> [Objective]: Reproduce the data from the line containing "volume-tag — [701, 452, 734, 464]" through the line containing "volume-bar — [575, 440, 581, 467]", both ends included, as a numbered list with blank lines left out.

> [Entries shown]:

┄┄┄┄┄┄

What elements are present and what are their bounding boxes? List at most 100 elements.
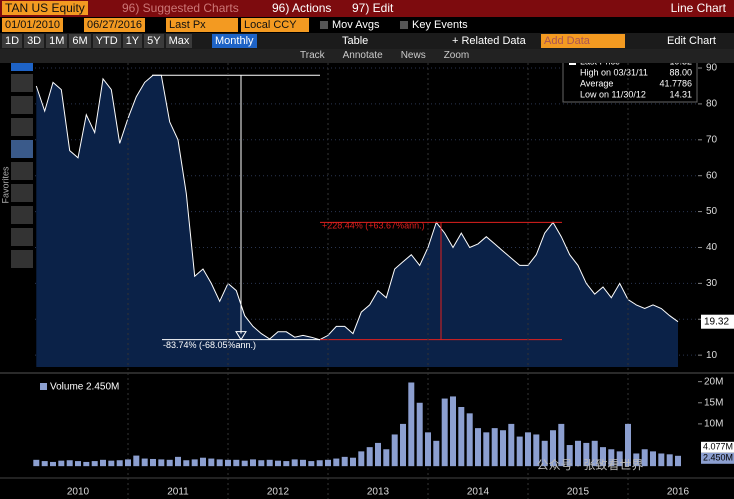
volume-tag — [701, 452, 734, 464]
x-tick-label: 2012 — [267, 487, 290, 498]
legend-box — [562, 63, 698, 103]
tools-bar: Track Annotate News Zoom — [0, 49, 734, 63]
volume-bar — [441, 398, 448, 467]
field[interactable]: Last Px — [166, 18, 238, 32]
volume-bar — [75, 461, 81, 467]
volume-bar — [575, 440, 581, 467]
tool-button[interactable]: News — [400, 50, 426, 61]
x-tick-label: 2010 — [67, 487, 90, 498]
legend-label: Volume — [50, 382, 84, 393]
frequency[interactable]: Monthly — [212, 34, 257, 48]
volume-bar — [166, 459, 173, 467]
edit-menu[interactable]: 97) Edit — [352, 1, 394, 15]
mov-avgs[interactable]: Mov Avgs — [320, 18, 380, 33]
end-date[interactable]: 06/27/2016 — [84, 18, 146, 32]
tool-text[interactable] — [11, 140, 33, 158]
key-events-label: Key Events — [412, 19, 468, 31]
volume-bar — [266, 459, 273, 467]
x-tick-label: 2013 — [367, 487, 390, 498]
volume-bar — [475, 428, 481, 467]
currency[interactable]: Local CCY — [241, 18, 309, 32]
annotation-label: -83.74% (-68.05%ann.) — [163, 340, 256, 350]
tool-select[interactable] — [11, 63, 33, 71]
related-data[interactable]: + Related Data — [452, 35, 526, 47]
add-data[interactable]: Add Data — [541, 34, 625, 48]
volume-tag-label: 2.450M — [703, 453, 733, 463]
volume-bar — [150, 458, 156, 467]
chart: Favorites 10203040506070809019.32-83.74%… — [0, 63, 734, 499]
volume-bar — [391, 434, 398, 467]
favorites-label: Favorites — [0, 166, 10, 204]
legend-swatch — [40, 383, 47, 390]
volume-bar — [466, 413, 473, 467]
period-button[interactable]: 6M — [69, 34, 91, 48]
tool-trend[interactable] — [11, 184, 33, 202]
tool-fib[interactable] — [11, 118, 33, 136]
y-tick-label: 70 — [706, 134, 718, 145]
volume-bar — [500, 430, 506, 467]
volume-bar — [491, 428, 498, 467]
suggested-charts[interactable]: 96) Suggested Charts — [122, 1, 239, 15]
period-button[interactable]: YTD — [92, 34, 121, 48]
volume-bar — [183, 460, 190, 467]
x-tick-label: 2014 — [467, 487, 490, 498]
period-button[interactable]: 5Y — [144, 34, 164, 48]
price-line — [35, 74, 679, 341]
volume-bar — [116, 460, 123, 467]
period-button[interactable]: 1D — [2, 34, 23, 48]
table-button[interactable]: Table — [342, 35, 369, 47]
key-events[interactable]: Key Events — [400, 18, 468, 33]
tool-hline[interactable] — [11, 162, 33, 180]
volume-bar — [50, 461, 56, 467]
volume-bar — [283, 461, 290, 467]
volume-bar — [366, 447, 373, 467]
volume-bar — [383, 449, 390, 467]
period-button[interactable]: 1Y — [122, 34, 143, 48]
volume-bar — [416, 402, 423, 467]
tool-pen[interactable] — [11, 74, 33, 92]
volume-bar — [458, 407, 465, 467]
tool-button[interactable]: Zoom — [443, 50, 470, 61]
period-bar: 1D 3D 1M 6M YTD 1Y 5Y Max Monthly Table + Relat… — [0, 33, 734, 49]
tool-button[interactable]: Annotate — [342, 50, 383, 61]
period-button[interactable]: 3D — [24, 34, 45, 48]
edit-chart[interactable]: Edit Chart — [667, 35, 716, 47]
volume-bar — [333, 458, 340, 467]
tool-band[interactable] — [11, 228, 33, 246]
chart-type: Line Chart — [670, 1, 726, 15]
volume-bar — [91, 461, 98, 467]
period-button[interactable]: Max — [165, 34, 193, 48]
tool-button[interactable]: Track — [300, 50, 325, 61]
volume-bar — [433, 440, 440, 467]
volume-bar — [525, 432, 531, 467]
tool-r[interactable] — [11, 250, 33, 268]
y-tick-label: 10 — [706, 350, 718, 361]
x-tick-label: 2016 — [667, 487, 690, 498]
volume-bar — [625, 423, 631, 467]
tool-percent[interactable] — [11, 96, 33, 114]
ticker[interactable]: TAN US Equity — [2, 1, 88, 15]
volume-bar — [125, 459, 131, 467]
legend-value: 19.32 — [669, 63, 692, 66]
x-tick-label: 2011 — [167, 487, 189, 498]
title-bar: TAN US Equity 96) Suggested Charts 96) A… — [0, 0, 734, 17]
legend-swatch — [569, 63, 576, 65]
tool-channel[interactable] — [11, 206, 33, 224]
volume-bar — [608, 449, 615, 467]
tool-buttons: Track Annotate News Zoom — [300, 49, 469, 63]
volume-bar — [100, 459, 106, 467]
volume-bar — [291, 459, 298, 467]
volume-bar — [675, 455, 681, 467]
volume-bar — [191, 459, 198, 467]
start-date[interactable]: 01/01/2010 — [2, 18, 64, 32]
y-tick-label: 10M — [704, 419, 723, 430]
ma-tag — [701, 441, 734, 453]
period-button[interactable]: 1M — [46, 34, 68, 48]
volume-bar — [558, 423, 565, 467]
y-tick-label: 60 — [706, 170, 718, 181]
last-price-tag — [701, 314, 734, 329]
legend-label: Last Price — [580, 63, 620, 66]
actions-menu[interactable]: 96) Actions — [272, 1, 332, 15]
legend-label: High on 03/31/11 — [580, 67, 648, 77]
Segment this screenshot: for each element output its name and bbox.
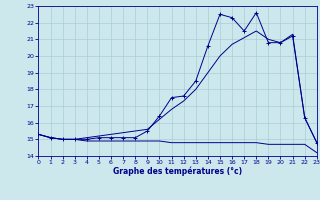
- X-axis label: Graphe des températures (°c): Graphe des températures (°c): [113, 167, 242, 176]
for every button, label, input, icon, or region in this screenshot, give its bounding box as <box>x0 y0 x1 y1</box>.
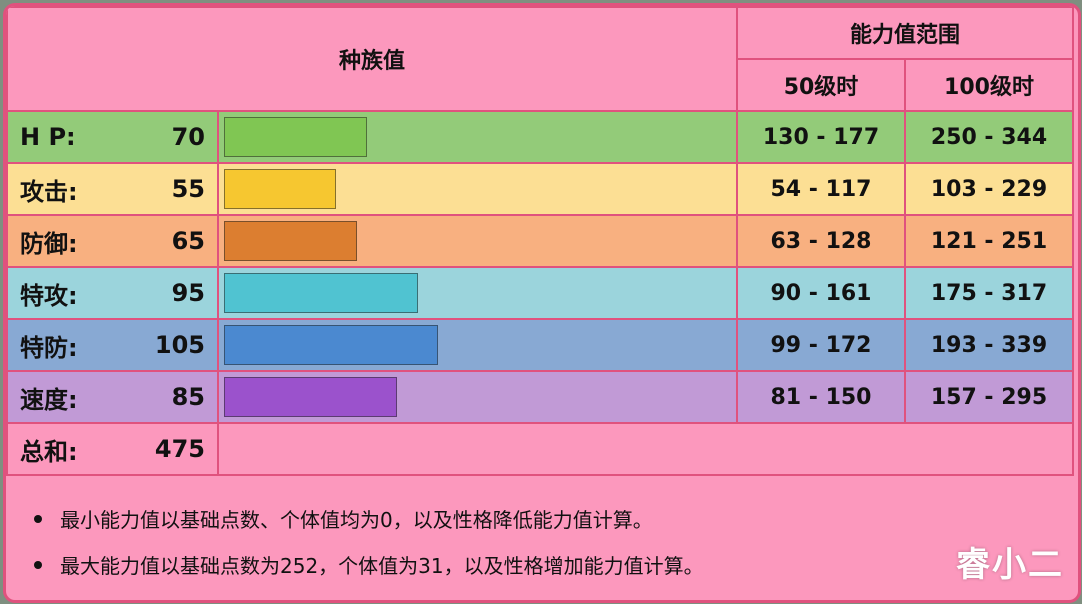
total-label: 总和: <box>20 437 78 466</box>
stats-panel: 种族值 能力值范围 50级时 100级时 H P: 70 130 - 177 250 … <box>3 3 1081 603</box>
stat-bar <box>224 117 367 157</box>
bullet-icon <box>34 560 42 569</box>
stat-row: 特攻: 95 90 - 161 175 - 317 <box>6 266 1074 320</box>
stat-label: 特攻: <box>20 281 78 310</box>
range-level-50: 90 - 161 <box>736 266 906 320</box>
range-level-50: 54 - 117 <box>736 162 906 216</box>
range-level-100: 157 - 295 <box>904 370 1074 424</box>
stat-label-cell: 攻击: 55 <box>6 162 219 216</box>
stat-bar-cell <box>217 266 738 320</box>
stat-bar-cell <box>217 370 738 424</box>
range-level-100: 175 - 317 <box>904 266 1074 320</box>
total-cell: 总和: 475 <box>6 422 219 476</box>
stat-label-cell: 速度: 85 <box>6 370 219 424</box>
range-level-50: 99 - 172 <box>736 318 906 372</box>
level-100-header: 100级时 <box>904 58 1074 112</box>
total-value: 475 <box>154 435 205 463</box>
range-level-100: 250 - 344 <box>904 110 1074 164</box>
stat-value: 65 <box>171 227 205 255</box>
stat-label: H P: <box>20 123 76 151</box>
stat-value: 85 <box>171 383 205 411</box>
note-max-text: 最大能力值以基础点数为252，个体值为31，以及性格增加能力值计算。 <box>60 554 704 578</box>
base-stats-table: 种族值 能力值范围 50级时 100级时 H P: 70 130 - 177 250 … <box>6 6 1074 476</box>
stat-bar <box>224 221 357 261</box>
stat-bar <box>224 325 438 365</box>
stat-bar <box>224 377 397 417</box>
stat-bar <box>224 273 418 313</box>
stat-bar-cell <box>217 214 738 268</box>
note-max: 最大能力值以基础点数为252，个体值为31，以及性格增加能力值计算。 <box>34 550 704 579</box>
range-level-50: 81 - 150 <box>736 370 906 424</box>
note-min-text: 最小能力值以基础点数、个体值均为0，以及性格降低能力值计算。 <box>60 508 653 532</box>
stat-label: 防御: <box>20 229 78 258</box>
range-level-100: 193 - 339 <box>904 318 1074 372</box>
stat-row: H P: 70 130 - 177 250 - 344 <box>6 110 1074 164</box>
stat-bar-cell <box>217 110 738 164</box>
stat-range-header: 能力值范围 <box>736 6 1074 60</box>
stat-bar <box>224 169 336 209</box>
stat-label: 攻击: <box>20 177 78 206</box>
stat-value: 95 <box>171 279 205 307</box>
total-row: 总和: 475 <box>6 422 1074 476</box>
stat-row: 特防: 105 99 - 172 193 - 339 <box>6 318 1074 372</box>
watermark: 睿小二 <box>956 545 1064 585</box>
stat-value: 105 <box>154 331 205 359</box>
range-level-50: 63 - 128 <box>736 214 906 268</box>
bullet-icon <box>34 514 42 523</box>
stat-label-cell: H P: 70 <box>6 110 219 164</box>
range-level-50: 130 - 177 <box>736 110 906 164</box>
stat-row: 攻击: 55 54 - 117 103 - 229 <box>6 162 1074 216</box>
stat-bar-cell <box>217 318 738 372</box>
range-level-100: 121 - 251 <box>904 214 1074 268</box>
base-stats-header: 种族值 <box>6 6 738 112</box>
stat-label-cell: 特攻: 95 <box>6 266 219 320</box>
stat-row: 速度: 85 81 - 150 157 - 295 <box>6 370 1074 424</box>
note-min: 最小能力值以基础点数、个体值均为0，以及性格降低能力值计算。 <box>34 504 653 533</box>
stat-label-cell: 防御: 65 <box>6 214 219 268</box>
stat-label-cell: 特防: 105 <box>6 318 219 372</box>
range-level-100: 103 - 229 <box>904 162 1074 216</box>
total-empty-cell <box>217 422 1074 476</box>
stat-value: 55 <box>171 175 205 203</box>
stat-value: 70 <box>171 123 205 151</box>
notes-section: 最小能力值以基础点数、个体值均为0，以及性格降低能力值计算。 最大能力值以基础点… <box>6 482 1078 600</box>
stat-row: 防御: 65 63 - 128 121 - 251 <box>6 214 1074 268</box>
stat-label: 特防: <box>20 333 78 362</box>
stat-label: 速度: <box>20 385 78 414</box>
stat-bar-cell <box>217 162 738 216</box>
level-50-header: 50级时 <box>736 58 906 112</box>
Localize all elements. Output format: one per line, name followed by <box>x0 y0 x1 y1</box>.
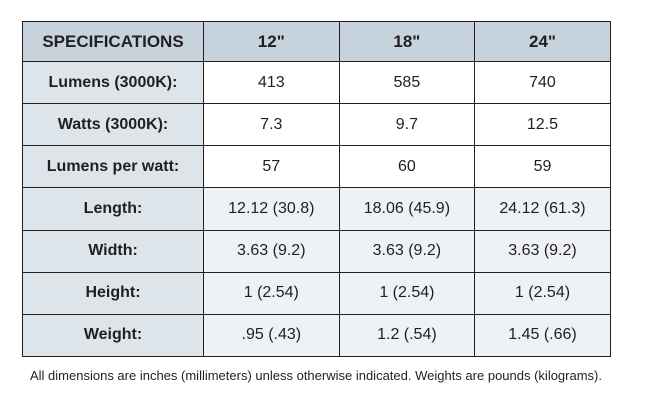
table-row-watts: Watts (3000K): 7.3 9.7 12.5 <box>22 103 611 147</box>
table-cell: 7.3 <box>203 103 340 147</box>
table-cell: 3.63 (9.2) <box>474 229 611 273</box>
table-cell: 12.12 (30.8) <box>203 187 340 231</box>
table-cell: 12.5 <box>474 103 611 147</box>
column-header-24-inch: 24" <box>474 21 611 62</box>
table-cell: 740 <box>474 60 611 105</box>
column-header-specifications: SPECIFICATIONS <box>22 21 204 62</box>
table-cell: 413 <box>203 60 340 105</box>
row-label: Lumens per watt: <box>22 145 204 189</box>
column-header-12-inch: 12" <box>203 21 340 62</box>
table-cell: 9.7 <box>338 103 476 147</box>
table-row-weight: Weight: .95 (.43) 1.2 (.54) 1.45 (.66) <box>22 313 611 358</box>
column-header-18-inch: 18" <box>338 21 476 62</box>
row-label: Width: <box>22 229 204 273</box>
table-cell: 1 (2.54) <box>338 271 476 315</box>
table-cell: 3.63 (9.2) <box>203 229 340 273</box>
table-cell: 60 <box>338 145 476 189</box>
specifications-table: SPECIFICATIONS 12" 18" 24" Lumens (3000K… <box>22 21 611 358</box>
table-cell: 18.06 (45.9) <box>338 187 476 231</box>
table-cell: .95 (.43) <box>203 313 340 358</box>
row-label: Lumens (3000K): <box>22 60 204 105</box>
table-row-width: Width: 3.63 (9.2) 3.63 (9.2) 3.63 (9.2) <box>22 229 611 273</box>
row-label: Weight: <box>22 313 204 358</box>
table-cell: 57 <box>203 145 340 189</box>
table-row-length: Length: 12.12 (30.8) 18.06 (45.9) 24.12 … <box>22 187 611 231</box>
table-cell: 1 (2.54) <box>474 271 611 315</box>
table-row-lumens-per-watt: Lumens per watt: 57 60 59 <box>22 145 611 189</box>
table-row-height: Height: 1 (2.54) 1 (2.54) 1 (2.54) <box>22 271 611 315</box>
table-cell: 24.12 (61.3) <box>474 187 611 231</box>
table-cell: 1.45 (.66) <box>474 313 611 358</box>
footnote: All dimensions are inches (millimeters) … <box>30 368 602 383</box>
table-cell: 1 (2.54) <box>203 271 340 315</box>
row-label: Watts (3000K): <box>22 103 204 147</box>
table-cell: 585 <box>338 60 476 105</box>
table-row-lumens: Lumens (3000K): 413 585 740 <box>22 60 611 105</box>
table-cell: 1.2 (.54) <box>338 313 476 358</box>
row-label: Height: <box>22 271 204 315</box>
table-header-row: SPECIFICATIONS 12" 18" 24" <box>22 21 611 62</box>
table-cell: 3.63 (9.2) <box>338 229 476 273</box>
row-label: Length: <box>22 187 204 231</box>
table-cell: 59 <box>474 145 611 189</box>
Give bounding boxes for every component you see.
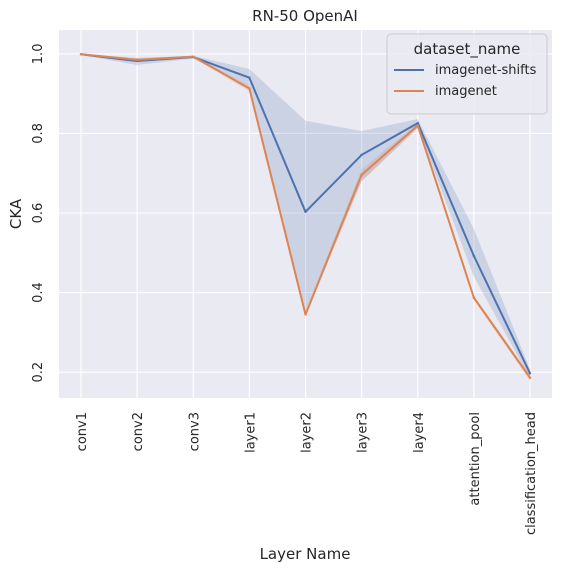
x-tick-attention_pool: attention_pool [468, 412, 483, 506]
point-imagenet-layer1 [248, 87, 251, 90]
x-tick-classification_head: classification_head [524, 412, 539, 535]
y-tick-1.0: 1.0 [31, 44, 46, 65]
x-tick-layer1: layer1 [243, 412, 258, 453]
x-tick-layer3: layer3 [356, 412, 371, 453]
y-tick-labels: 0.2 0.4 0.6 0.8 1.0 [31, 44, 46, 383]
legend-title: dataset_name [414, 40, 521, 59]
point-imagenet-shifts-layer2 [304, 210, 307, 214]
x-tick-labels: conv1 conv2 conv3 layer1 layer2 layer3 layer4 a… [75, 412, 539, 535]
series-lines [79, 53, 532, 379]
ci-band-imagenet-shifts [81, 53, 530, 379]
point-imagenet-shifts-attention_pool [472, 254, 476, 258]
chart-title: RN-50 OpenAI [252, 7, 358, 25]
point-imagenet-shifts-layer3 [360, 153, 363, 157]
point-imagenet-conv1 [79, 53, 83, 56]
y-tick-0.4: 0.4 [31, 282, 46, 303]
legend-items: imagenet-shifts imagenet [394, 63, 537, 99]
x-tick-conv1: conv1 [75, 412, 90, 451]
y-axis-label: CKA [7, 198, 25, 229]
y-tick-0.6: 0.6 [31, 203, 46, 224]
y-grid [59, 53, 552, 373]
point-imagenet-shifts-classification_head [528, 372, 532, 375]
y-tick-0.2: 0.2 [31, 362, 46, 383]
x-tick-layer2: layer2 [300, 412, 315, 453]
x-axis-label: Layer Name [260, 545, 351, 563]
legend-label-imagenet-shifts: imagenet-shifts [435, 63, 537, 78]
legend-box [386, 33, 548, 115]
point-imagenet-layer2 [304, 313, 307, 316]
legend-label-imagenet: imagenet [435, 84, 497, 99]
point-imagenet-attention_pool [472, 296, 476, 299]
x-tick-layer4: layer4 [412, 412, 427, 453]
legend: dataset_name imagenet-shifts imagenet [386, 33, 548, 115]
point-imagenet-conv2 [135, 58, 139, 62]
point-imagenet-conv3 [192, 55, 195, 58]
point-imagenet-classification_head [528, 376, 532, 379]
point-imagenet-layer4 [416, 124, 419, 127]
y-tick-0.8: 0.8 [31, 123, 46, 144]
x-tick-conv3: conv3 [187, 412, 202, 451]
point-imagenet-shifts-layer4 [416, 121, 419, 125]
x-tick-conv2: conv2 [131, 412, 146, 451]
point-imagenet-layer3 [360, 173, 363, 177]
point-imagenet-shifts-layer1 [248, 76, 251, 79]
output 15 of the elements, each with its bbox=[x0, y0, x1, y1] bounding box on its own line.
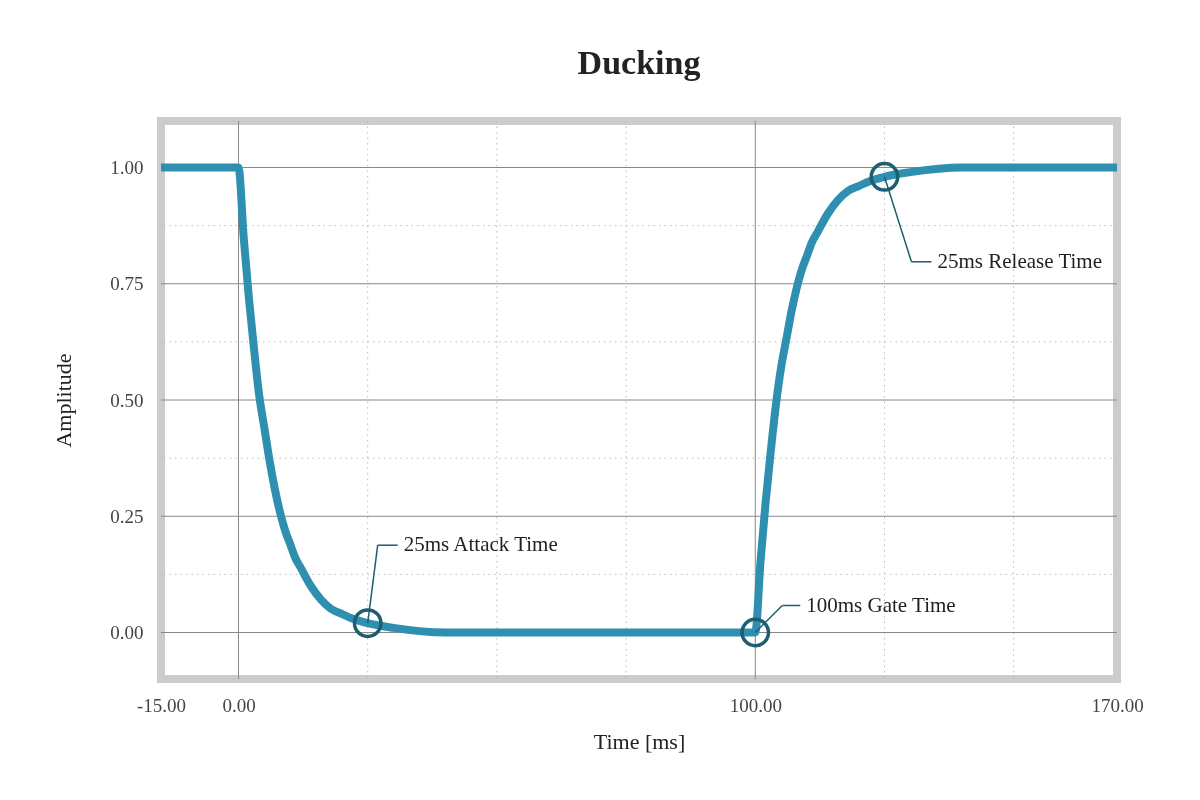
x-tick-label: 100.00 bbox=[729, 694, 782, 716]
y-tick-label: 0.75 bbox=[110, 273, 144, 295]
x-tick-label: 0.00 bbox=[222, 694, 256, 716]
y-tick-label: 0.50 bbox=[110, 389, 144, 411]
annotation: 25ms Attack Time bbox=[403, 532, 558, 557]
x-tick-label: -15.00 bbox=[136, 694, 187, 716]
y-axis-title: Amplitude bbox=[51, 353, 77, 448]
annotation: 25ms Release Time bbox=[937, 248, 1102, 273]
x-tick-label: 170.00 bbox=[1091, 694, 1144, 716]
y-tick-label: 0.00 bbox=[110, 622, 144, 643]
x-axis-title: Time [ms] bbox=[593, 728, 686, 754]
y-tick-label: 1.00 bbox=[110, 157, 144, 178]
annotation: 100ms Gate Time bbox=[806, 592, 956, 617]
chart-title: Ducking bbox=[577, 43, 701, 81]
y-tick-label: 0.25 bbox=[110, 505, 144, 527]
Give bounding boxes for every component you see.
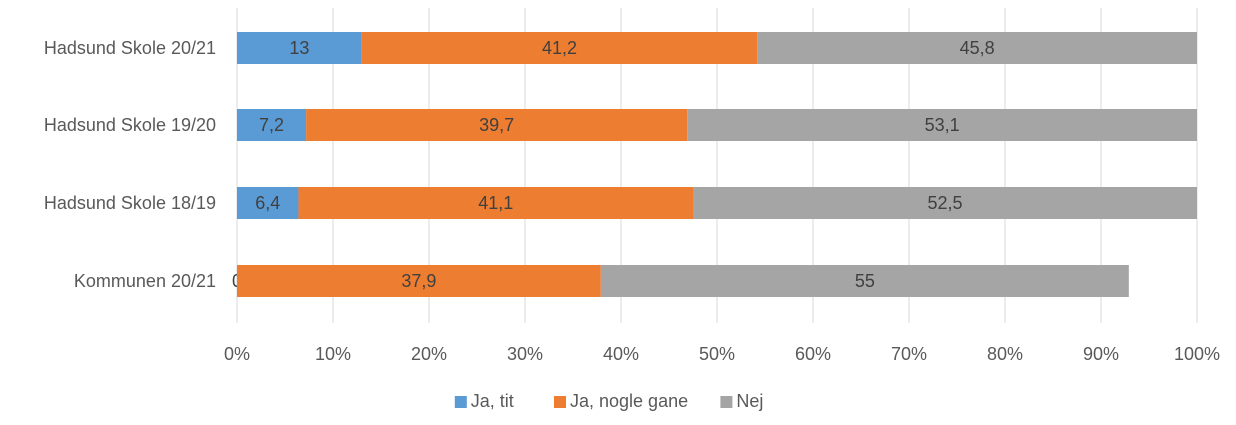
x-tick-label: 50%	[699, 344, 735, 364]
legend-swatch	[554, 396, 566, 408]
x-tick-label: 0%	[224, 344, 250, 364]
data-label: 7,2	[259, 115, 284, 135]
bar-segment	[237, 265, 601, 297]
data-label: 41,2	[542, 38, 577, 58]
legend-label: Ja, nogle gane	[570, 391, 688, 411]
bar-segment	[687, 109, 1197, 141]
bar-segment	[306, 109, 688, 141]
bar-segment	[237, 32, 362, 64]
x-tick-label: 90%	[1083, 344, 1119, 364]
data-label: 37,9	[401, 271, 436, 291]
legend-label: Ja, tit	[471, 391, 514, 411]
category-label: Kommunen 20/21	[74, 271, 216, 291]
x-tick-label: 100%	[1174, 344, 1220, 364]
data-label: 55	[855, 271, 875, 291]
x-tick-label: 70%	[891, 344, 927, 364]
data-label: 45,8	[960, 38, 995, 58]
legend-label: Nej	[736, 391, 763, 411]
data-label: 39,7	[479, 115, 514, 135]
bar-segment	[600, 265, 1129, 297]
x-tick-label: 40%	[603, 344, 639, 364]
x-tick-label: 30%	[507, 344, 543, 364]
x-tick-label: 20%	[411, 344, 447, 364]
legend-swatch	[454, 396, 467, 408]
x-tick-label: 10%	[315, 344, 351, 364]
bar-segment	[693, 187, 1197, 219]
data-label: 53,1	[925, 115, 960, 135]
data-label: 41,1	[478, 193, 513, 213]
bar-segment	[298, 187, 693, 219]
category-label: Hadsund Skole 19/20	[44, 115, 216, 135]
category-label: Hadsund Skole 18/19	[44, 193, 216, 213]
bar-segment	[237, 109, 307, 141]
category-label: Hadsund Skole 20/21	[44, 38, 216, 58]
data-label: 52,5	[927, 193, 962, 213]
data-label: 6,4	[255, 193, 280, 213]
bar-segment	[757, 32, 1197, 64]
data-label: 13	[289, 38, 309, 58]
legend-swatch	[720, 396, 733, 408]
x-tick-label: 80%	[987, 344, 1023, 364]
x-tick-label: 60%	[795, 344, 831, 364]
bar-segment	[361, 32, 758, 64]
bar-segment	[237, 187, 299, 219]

┄┄┄┄┄┄

> [Full solution]:
1. volume-tag — [701, 452, 734, 464]
2. x-tick-label: 2012 — [267, 487, 290, 498]
3. legend-box — [562, 63, 698, 103]
4. tools-bar: Track Annotate News Zoom — [0, 49, 734, 63]
5. volume-bar — [441, 398, 448, 467]
6. field[interactable]: Last Px — [166, 18, 238, 32]
7. volume-bar — [75, 461, 81, 467]
8. volume-bar — [575, 440, 581, 467]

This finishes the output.